▶ **REQUIREMENTS**
From the records below, copy every line that contains the word "MARY".

▶ **RECORDS SUPPLIED**
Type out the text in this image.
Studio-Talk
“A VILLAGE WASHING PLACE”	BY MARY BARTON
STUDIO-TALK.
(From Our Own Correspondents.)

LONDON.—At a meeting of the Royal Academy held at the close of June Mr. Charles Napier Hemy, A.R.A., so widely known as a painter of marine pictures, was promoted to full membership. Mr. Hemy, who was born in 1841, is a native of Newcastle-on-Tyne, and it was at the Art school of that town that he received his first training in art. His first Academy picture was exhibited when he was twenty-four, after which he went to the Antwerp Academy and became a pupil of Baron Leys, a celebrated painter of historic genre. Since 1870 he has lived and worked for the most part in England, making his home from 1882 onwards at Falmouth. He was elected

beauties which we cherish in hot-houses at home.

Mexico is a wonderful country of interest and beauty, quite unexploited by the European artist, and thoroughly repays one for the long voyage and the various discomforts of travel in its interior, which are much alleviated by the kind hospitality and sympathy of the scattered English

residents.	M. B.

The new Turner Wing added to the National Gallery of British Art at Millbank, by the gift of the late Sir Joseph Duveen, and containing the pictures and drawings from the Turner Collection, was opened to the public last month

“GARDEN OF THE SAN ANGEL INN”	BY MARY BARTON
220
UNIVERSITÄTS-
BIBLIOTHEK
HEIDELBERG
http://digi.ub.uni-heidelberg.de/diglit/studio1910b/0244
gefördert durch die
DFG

▶ **TASK RESPONSE**
“A VILLAGE WASHING PLACE”	BY MARY BARTON
“GARDEN OF THE SAN ANGEL INN”	BY MARY BARTON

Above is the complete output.